## AIM OF THE EXERCISE
Omit all images, then return the remaining material exactly as it stands.

******************************

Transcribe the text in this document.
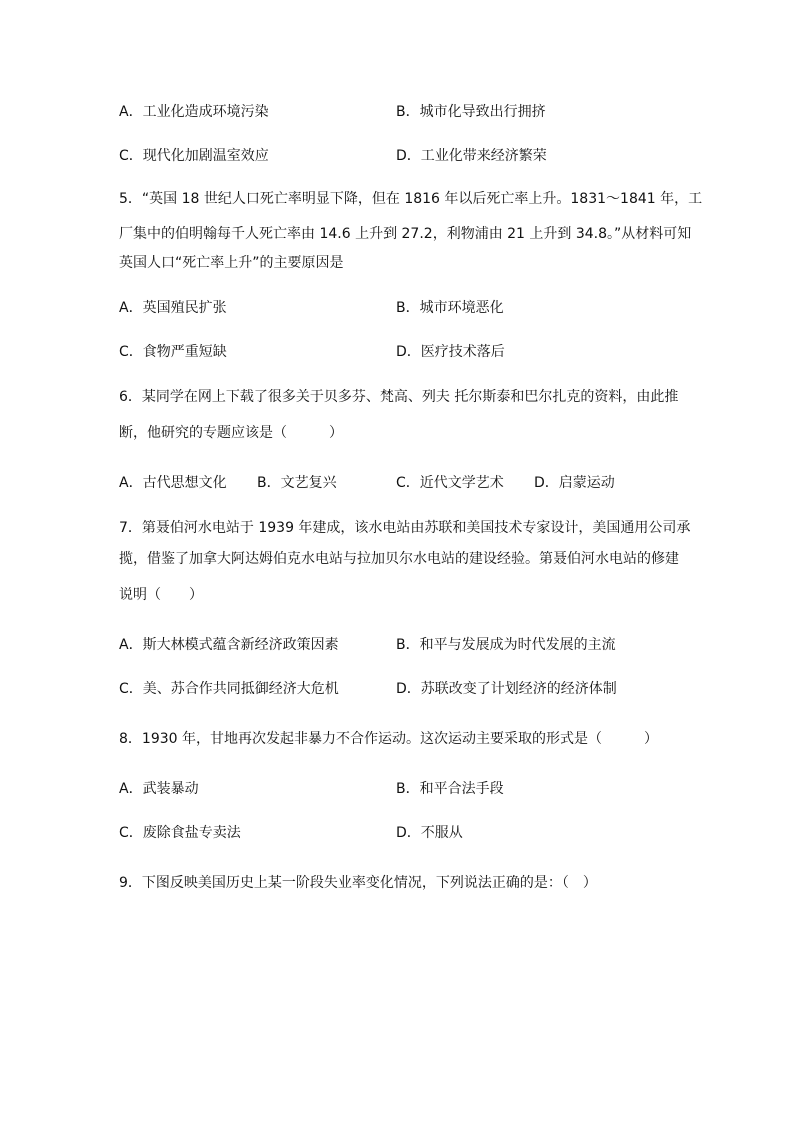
A．工业化造成环境污染	B．城市化导致出行拥挤
C．现代化加剧温室效应	D．工业化带来经济繁荣
5．“英国 18 世纪人口死亡率明显下降，但在 1816 年以后死亡率上升。1831～1841 年，工
厂集中的伯明翰每千人死亡率由 14.6 上升到 27.2，利物浦由 21 上升到 34.8。”从材料可知
英国人口“死亡率上升”的主要原因是
A．英国殖民扩张	B．城市环境恶化
C．食物严重短缺	D．医疗技术落后
6．某同学在网上下载了很多关于贝多芬、梵高、列夫 托尔斯泰和巴尔扎克的资料，由此推
断，他研究的专题应该是（　　　）
A．古代思想文化 B．文艺复兴	C．近代文学艺术 D．启蒙运动
7．第聂伯河水电站于 1939 年建成，该水电站由苏联和美国技术专家设计，美国通用公司承
揽，借鉴了加拿大阿达姆伯克水电站与拉加贝尔水电站的建设经验。第聂伯河水电站的修建
说明（　　）
A．斯大林模式蕴含新经济政策因素	B．和平与发展成为时代发展的主流
C．美、苏合作共同抵御经济大危机	D．苏联改变了计划经济的经济体制
8．1930 年，甘地再次发起非暴力不合作运动。这次运动主要采取的形式是（　　　）
A．武装暴动	B．和平合法手段
C．废除食盐专卖法	D．不服从
9．下图反映美国历史上某一阶段失业率变化情况，下列说法正确的是：（　）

******************************

## ANSWER TO THIS EXERCISE
Transcribe the text in this document.
A．工业化造成环境污染	B．城市化导致出行拥挤
C．现代化加剧温室效应	D．工业化带来经济繁荣
5．“英国 18 世纪人口死亡率明显下降，但在 1816 年以后死亡率上升。1831～1841 年，工
厂集中的伯明翰每千人死亡率由 14.6 上升到 27.2，利物浦由 21 上升到 34.8。”从材料可知
英国人口“死亡率上升”的主要原因是
A．英国殖民扩张	B．城市环境恶化
C．食物严重短缺	D．医疗技术落后
6．某同学在网上下载了很多关于贝多芬、梵高、列夫 托尔斯泰和巴尔扎克的资料，由此推
断，他研究的专题应该是（　　　）
A．古代思想文化 B．文艺复兴	C．近代文学艺术 D．启蒙运动
7．第聂伯河水电站于 1939 年建成，该水电站由苏联和美国技术专家设计，美国通用公司承
揽，借鉴了加拿大阿达姆伯克水电站与拉加贝尔水电站的建设经验。第聂伯河水电站的修建
说明（　　）
A．斯大林模式蕴含新经济政策因素	B．和平与发展成为时代发展的主流
C．美、苏合作共同抵御经济大危机	D．苏联改变了计划经济的经济体制
8．1930 年，甘地再次发起非暴力不合作运动。这次运动主要采取的形式是（　　　）
A．武装暴动	B．和平合法手段
C．废除食盐专卖法	D．不服从
9．下图反映美国历史上某一阶段失业率变化情况，下列说法正确的是：（　）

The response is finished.